Wherever "JSON" appears in a line, list that line.

-- begin --

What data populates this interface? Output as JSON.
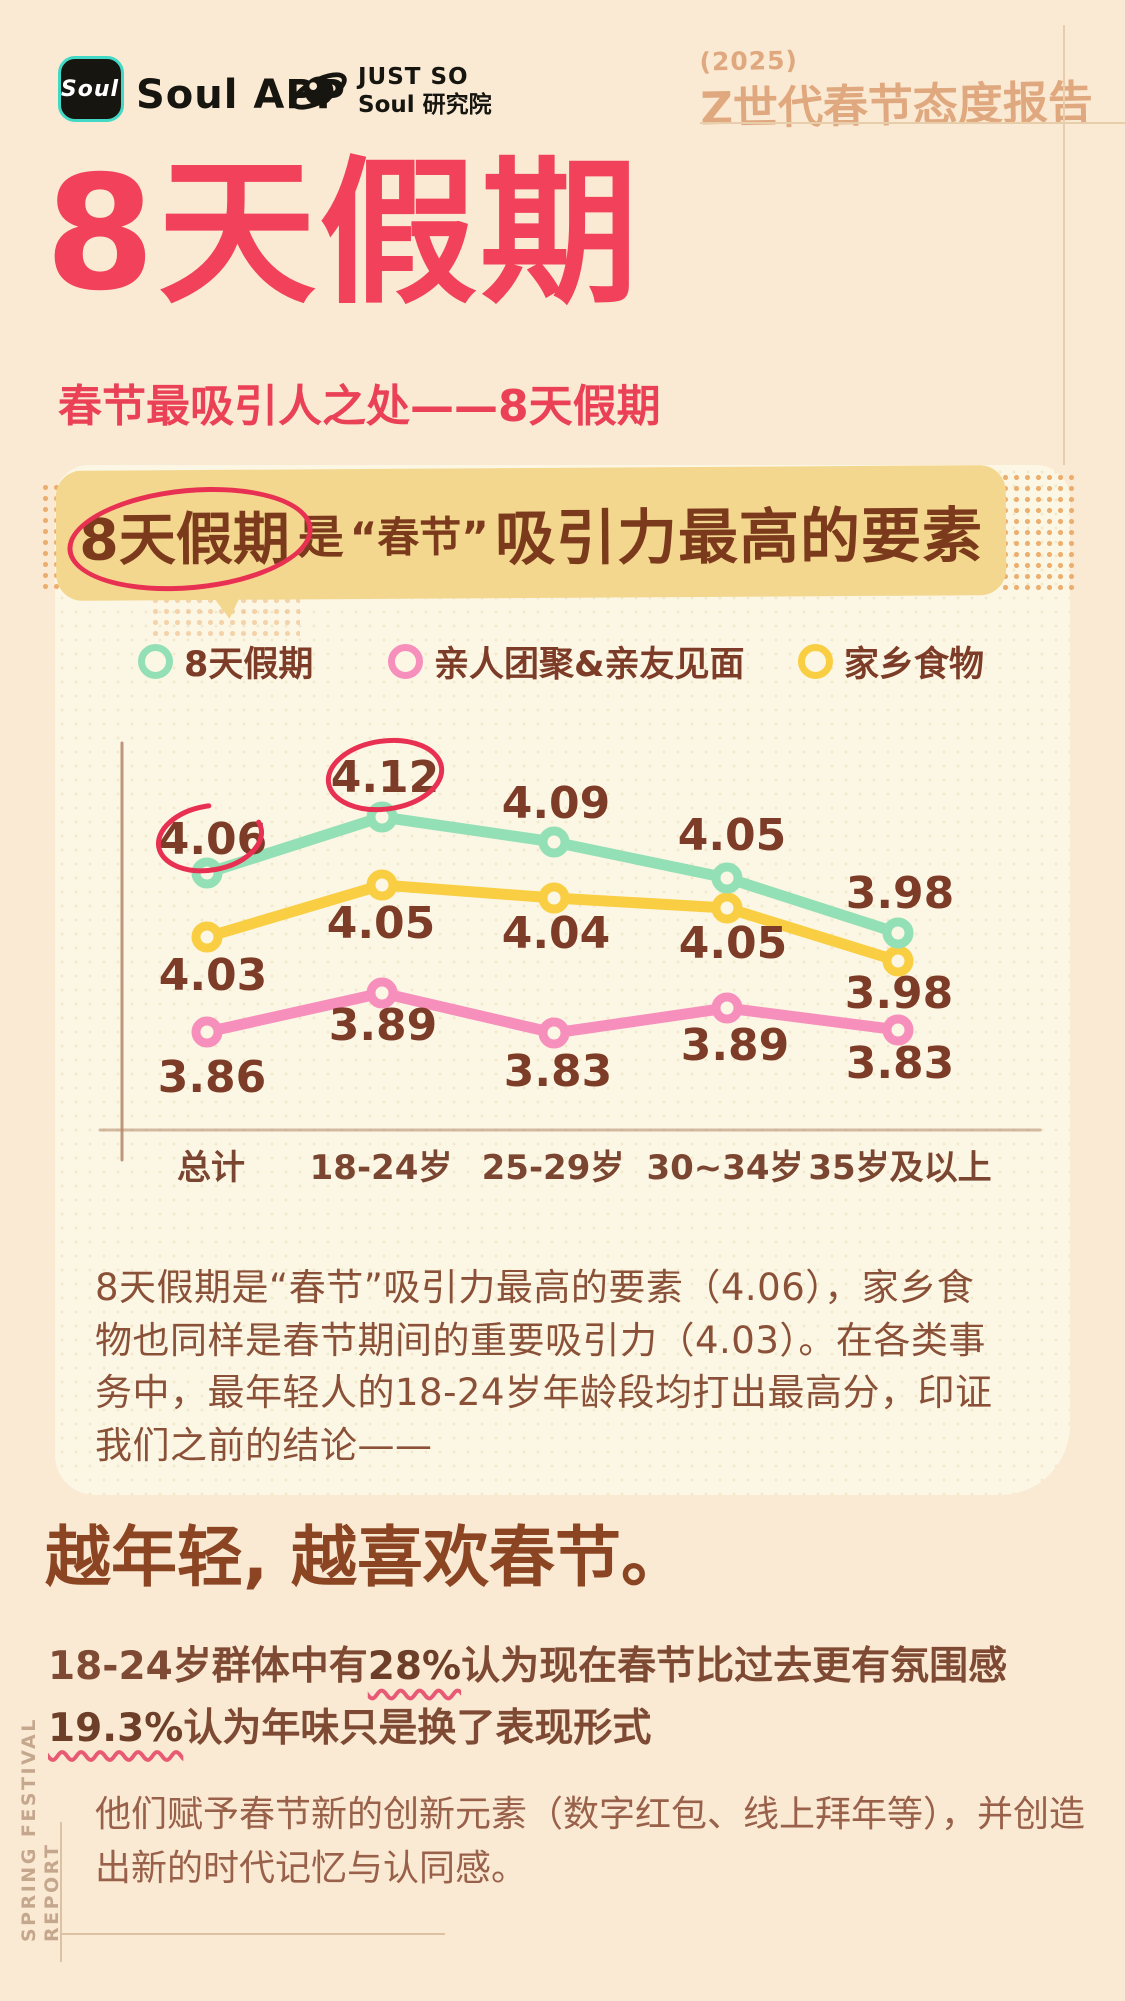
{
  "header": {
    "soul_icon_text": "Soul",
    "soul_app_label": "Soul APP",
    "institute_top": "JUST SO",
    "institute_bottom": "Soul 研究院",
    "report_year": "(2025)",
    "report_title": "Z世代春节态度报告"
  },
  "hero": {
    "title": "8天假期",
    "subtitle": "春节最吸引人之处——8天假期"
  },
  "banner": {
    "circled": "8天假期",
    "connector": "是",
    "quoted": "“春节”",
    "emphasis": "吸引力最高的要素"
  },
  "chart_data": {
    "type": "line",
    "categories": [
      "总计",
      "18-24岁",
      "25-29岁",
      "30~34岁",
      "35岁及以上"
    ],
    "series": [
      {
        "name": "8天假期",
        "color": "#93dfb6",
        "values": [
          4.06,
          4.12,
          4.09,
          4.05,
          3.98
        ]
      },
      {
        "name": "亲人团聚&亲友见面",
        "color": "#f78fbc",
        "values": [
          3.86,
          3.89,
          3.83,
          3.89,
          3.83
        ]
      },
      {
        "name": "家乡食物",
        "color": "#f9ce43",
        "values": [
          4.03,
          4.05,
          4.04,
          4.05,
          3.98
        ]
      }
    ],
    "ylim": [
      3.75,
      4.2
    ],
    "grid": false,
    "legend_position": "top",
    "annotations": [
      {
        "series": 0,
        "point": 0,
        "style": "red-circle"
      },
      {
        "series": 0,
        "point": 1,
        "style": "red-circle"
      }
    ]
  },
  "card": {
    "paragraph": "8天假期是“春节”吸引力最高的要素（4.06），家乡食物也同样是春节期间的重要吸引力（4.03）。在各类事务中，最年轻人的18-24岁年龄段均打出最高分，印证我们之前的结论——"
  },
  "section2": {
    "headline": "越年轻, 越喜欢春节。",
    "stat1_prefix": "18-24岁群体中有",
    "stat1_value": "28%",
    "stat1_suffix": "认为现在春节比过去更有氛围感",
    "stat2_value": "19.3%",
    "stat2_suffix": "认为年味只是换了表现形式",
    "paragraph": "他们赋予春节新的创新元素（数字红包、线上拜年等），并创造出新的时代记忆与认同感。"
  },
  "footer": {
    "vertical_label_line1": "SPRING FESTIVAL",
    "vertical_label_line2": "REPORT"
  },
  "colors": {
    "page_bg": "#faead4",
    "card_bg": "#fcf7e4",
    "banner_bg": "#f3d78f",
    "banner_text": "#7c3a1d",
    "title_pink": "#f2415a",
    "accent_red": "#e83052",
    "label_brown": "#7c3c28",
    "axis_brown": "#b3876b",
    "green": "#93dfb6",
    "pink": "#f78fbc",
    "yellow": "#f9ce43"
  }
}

-- end --
-- begin --

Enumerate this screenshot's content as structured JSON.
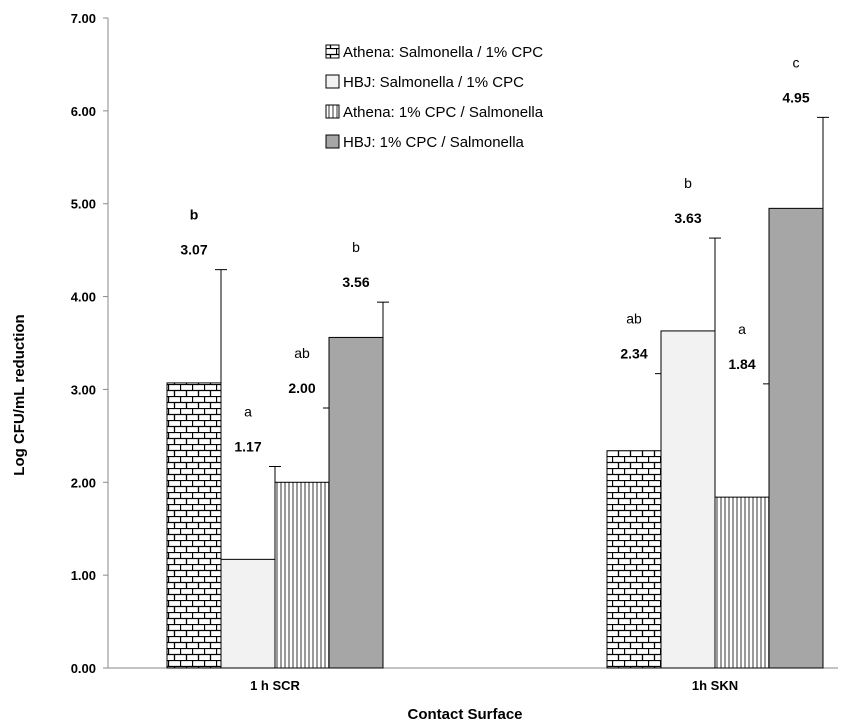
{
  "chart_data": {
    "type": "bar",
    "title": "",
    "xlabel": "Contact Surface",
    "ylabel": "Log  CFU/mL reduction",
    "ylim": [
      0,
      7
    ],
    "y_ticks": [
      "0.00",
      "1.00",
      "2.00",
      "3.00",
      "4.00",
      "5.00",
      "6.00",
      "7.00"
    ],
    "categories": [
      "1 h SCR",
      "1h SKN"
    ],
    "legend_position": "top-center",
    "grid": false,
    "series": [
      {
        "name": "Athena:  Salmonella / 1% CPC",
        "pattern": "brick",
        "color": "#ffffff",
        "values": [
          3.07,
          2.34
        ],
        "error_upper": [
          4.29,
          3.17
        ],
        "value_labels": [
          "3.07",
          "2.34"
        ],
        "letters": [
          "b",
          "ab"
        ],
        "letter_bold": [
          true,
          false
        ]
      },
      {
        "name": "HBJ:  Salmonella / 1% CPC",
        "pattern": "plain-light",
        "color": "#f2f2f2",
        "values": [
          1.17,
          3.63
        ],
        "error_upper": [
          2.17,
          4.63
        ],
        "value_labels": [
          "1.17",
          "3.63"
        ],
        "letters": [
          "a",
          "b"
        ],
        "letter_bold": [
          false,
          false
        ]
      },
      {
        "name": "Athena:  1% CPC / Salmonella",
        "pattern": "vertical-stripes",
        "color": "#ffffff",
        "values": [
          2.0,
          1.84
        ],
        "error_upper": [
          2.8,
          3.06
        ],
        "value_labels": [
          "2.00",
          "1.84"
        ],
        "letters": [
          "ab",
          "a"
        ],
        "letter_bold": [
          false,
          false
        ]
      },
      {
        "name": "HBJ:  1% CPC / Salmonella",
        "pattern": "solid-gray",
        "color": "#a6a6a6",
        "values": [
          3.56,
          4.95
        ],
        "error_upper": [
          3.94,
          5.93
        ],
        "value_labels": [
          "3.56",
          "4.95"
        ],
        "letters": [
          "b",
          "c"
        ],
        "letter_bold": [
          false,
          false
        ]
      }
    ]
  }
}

-- end --
-- begin --

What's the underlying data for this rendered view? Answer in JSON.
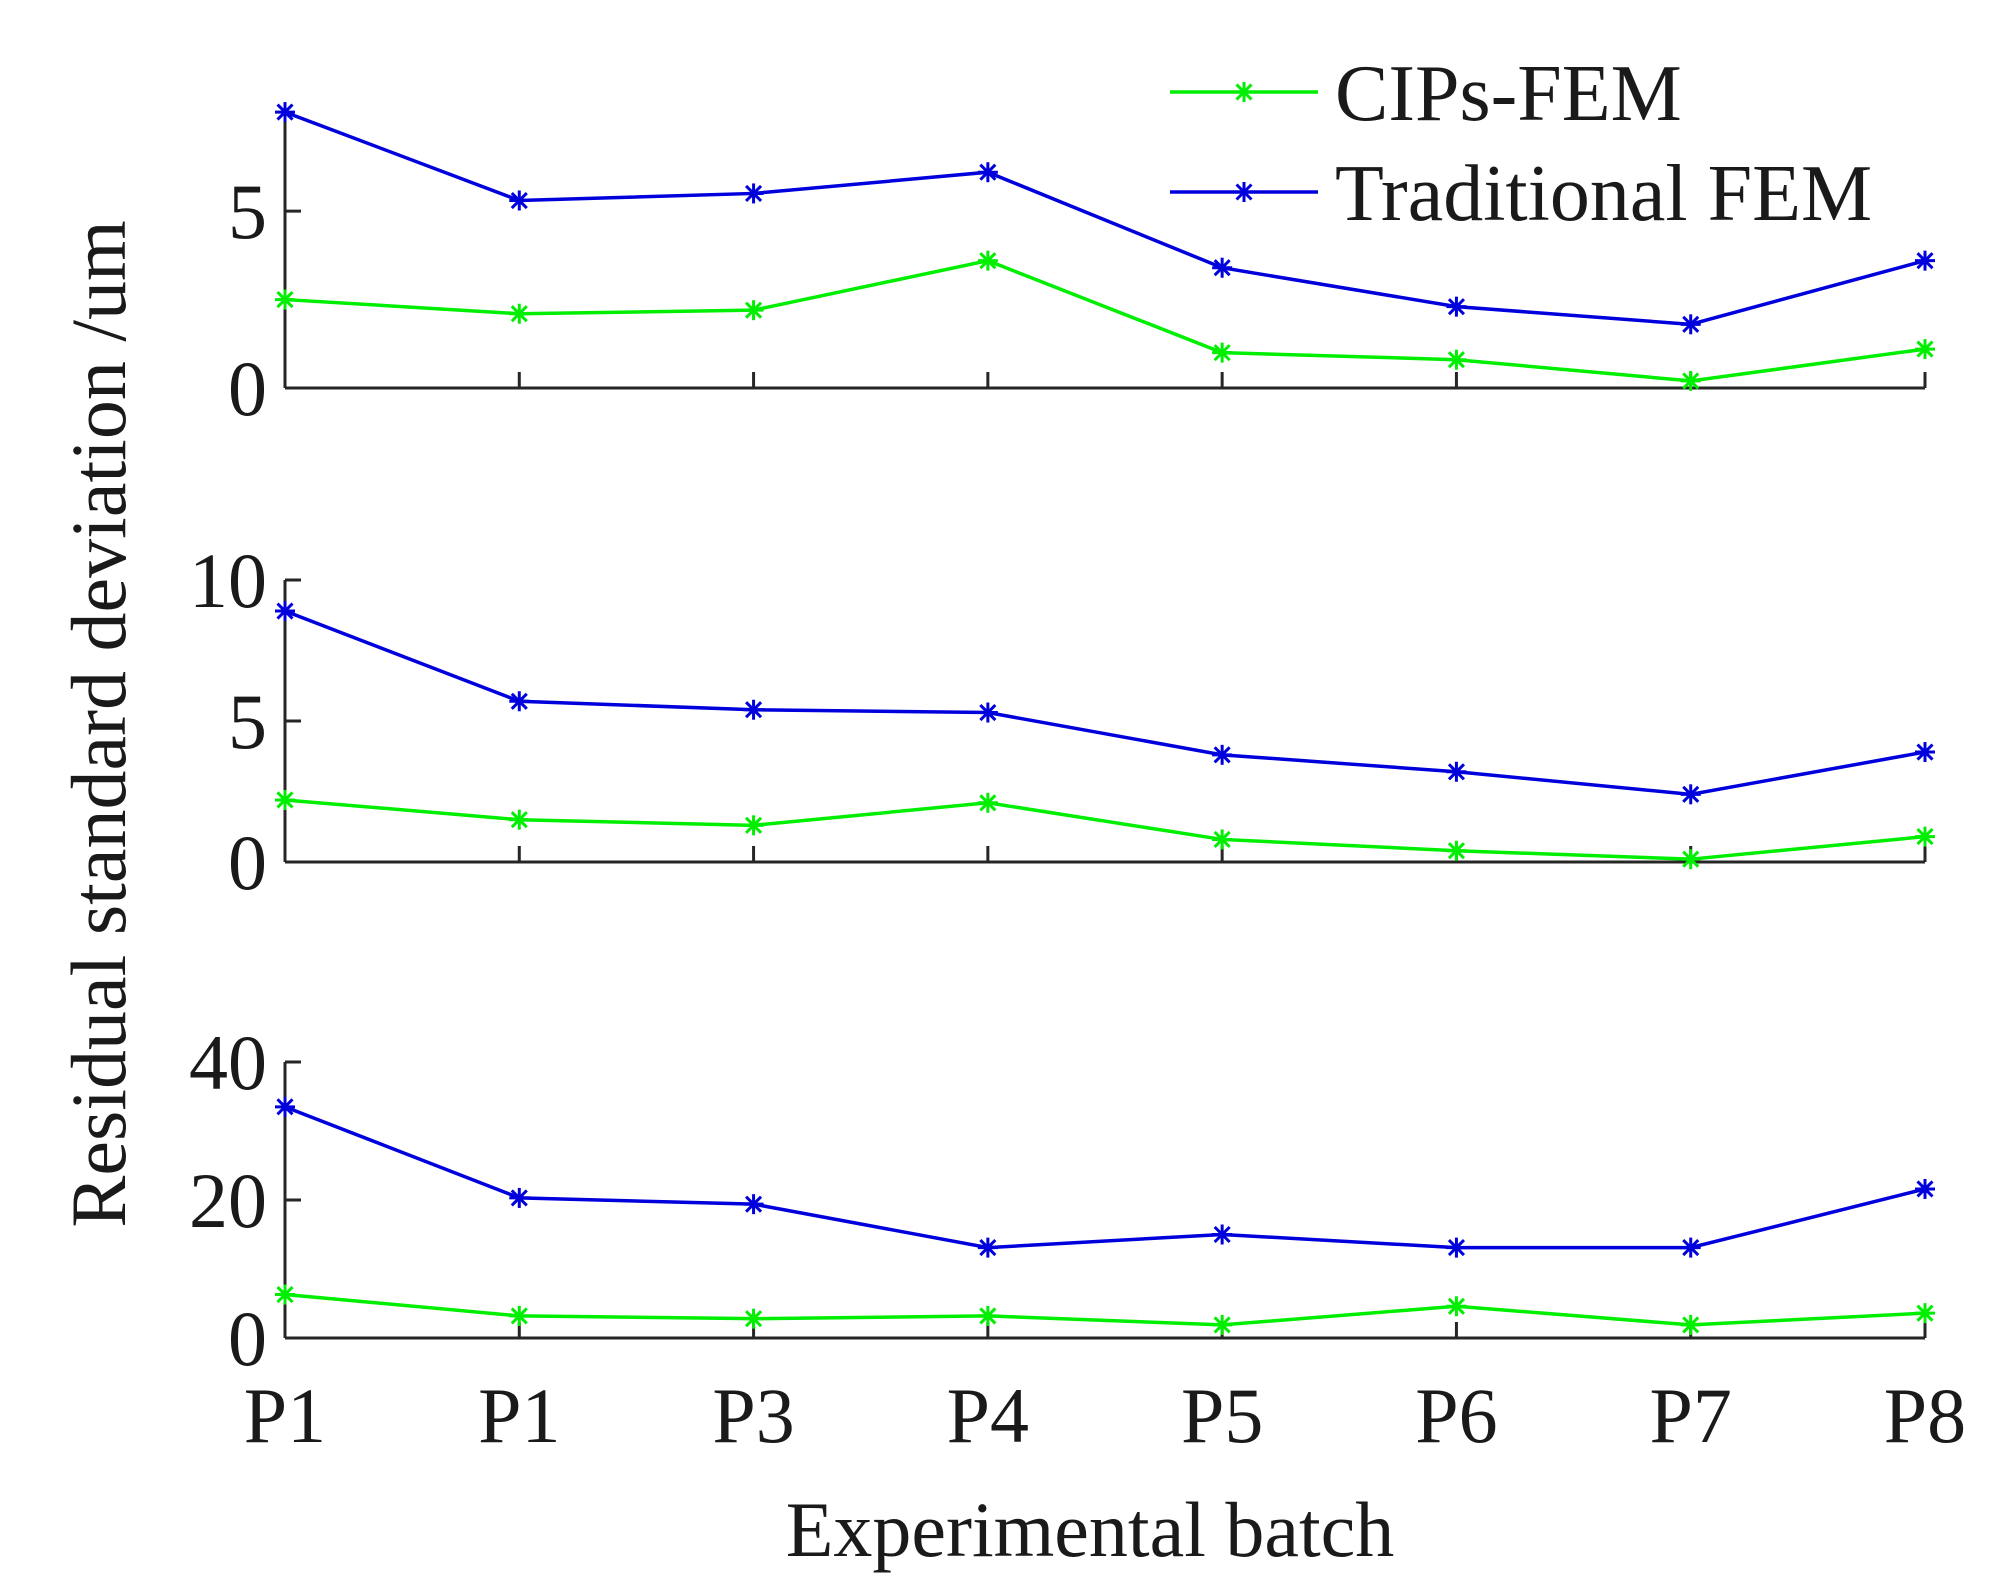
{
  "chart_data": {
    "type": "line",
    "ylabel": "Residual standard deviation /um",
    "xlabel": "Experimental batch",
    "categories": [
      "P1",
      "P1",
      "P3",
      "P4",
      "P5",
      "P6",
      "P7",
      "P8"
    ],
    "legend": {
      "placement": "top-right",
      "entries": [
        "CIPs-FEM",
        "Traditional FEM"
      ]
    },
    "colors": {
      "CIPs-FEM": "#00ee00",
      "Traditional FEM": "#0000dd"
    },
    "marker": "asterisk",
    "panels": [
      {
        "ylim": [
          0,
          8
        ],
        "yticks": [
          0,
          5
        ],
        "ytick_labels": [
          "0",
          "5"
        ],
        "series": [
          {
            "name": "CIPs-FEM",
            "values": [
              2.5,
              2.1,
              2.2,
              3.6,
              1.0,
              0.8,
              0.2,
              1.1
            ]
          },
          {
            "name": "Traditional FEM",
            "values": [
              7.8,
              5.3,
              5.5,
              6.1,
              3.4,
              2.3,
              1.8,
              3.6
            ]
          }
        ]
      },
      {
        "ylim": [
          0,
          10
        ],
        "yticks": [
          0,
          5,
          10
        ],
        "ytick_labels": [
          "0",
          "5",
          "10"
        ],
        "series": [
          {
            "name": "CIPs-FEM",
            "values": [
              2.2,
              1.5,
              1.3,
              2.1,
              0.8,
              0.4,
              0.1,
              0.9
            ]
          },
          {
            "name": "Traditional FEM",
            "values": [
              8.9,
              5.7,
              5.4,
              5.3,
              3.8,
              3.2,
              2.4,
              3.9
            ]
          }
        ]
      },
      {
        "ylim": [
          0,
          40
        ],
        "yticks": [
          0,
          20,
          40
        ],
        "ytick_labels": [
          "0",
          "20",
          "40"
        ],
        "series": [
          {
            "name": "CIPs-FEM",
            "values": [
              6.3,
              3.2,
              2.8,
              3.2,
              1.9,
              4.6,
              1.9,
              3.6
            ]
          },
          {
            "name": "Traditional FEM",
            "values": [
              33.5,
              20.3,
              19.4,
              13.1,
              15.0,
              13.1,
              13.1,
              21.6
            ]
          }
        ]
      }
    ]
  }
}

-- end --

- Problem solution:
What data populates this interface? Output as JSON.
Enumerate this screenshot's content as structured JSON.
What's the underlying data for this rendered view? Answer in JSON.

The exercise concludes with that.